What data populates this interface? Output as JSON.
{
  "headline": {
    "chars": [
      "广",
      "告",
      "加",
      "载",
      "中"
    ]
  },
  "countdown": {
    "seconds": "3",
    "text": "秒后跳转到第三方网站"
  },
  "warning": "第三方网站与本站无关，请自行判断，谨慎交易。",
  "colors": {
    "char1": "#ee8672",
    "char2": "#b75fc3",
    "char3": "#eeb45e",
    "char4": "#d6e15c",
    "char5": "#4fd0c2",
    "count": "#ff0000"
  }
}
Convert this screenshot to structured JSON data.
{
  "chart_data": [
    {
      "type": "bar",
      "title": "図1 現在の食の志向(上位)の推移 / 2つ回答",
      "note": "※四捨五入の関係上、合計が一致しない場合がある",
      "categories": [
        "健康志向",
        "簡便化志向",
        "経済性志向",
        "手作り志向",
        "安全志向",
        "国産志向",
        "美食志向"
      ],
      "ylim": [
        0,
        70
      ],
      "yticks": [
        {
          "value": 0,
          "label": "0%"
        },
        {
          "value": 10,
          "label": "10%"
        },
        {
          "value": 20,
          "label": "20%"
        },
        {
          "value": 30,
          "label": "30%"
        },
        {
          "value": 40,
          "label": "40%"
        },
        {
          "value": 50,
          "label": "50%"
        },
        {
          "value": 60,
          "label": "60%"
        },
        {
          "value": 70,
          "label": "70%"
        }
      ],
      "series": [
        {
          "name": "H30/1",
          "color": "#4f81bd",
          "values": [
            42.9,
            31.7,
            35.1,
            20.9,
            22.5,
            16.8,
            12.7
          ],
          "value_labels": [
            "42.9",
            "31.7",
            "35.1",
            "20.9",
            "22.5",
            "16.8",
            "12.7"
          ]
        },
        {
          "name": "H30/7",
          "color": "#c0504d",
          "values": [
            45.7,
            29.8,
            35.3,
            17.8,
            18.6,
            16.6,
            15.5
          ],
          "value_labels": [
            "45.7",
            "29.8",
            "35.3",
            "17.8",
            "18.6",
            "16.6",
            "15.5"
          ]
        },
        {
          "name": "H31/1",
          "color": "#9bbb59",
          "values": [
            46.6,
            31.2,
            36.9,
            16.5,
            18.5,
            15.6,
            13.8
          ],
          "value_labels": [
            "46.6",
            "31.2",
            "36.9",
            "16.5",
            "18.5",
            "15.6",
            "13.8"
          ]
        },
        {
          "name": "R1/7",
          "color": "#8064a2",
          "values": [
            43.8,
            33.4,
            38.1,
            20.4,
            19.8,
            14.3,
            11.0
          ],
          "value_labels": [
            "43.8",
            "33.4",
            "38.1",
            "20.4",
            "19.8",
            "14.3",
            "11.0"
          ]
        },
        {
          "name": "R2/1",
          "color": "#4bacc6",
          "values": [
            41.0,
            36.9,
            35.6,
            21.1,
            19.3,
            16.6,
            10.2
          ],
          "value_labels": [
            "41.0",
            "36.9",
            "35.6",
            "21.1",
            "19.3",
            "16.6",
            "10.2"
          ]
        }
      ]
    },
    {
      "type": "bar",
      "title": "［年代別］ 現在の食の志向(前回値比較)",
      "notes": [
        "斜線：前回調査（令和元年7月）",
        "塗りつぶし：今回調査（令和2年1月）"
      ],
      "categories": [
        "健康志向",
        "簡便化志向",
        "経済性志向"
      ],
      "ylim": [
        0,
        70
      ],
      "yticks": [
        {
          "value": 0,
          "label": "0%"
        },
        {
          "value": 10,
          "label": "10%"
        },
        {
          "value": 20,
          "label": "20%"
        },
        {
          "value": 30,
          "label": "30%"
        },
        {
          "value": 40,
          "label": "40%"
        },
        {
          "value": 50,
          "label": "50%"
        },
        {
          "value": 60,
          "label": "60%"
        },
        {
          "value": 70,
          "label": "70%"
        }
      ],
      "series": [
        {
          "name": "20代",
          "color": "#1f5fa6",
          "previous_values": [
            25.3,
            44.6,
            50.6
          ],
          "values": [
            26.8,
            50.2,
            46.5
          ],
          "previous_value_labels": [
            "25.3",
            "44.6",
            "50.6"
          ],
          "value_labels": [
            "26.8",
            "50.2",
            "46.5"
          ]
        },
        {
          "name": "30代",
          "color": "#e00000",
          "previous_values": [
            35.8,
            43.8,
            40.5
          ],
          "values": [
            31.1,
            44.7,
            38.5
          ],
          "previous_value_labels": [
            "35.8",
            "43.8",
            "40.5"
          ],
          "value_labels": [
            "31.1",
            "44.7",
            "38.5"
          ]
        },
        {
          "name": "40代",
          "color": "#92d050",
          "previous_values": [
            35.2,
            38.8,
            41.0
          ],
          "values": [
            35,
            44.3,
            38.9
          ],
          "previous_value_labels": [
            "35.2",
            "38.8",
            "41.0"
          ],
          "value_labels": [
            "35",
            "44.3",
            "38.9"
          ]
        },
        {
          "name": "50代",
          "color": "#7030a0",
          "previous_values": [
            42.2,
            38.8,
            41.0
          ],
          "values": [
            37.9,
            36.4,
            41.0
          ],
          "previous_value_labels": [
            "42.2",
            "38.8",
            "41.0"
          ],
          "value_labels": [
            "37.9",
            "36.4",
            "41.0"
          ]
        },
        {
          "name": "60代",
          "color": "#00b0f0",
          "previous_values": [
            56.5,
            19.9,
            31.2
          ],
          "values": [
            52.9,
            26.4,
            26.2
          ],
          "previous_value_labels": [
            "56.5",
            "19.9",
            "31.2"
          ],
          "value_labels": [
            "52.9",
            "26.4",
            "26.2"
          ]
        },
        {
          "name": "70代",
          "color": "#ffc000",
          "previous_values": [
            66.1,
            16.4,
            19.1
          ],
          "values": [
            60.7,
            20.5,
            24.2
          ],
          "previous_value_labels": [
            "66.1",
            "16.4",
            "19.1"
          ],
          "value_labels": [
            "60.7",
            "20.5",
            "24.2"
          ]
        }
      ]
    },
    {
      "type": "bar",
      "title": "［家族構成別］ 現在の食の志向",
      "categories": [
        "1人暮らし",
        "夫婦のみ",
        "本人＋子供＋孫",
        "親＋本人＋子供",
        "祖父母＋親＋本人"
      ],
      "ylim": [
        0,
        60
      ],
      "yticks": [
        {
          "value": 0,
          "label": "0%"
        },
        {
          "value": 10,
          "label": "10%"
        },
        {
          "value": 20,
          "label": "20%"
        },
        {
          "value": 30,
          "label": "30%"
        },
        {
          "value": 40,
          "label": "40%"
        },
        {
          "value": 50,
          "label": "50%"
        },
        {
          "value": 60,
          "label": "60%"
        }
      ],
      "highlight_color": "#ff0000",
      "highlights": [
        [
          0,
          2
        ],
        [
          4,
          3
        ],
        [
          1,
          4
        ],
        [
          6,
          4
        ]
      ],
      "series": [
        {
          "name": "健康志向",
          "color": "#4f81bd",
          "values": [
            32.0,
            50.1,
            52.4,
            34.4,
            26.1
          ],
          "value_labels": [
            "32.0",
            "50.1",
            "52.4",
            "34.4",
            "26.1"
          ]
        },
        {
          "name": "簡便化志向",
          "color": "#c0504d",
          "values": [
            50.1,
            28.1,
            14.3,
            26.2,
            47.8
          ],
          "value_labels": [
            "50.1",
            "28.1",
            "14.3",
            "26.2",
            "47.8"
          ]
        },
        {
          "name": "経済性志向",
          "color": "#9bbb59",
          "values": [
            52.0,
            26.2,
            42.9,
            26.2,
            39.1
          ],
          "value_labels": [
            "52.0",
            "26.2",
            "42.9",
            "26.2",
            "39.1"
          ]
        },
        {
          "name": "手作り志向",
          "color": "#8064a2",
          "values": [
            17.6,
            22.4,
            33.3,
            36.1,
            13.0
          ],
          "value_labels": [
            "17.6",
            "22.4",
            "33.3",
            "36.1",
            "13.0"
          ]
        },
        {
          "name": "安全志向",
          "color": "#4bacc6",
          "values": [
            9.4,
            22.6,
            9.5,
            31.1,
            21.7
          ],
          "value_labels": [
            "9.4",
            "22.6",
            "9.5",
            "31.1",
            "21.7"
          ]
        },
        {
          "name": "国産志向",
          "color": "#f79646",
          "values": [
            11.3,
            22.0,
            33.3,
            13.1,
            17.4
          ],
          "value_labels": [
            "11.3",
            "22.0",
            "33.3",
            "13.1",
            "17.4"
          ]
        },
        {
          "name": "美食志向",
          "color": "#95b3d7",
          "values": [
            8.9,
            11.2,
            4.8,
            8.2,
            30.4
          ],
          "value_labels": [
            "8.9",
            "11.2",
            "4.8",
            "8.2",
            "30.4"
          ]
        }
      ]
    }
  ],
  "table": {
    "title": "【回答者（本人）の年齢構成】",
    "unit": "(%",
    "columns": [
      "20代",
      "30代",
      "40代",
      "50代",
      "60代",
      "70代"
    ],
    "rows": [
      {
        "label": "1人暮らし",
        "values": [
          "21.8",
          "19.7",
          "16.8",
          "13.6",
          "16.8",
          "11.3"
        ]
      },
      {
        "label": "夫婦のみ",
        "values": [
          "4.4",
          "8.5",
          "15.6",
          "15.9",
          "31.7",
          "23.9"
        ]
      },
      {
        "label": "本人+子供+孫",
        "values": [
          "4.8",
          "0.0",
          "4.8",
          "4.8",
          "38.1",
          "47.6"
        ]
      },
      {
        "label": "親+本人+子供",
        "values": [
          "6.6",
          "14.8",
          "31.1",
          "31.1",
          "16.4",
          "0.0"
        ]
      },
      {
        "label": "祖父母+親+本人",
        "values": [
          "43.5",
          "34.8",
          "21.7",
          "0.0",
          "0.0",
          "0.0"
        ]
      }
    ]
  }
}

——

Report every line containing the word "JSON" from the listing above.

What data populates this interface? Output as JSON.
Convert this screenshot to structured JSON data.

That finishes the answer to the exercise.